Coke is certainly the worse off for this. Whether or not Costco takes a hit depends on what else they are stocking. Generally speaking, club shoppers are not looking as much for brands as for value. If Costco has a suitable replacement, from a shoppers’ point of view, Coke will take the hit.

W. Frank Dell II
Guest
11 years 5 months ago

The loser is the consumer. Brand-loyal consumers will just have to buy Coke products in another format, which is not a big issue for them as Coke is sold everywhere.

While Costco says the issue is cost, this may be only part of the story. Manufactures want their product line displayed in the stores. Many times they buy shelf space for or force less successful items on the retailers.

Trade relations have been strained lately due the price increases manufacturers pushed through as commodities costs increased. Now that these costs have come down, manufacturers have not reduced their prices.

With only a few exceptions, the balance of power shifted from the supplier to the buyer years ago. Now we are seeing more buyers use this power. With the growth of Private Label, expect more issues like this.

Roger Saunders
Guest
11 years 5 months ago

I’m a major believer in that the retailer is in the sweet spot of the equation of moving goods and services–they control the space where a consumer makes the purchase decision. However, in this case, I believe that Costco is hurt more by this decision. Costco moves an enormous number of leading brand goods, and few products have stronger brand recognition and loyalty as Coca Cola.

A decision to stay separate won’t put either organization out of business, but a number of Costco shoppers/consumers are going to be frustrated as they are looking for Coca Cola products. Coke will, meanwhile, satisfy thousands of other nearby retailers in meeting their requests to remain competitive in the marketplace.

*GIVEN DATA*:

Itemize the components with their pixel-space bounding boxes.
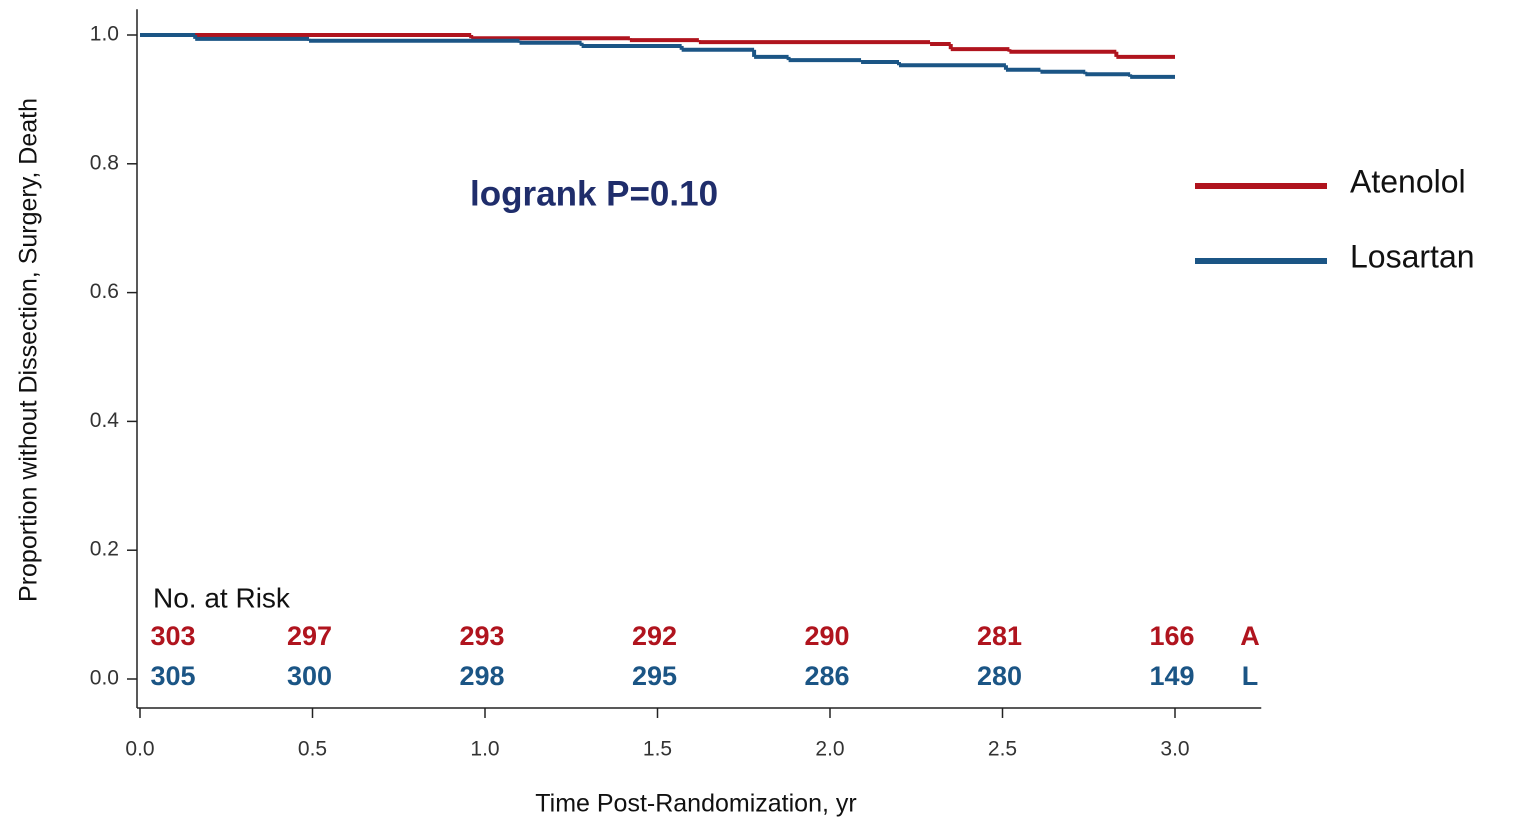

*OBJECTIVES*:
**1.** In the Costco and Coke discussion, who or what does each comment name as the one that comes off worse or loses out?
**2.** Go on with the Costco and Coke discussion from the point where it stops.
The material has no connection to the text.

*RESPONSES IN ORDER*:
**1.**
- Coke
- the consumer
- Costco

**2.**
David Livingston
Guest
11 years 5 months ago

Coke seems to me to be the loser. I know they can’t give away the product and if they give in to Costco, they will have to give in to all the other retailers. We will probably see this issue coming up again and again as retailers hold the line on costs. If customers complain enough, or Costco sees this affecting sales, then the conflict might be resolved.

Kai Clarke
Guest
11 years 5 months ago

Neither party wins in this scenario, but Coke certainly loses more. Costco doesn’t need Coke to move its business ahead. However, Coke certainly cannot afford for one of the largest retailers to be serving Pepsi instead of their products at their deli counter, and to only be offering their competitor’s brands instead of their brands. Ego, poor communication and no intention of resolving current issues are all in play here. As long as this continues, both parties will continue to lose.

Steve Montgomery
Guest
11 years 5 months ago

Beverages is one of those categories where people are brand-loyal. You don’t carry their brand and they will buy it somewhere else. The question is, will they stop shopping at Costco because they don’t have Coke products? The answer is no. Other than retailers seeking to take advantage of the difference in channel pricing, Coke products are not a major reason for people to shop at Costco and alternative locations to make the purchase are abundant.

As the number of retailers decrease either by consolidation or due to other factors, I believe the power is generally shifting towards the retailer. That being said, both Coke and Pepsi have the ability to influence retailers’ actions by the various programs that they offer. Failure to participate places a retailer in an uncompetitive position.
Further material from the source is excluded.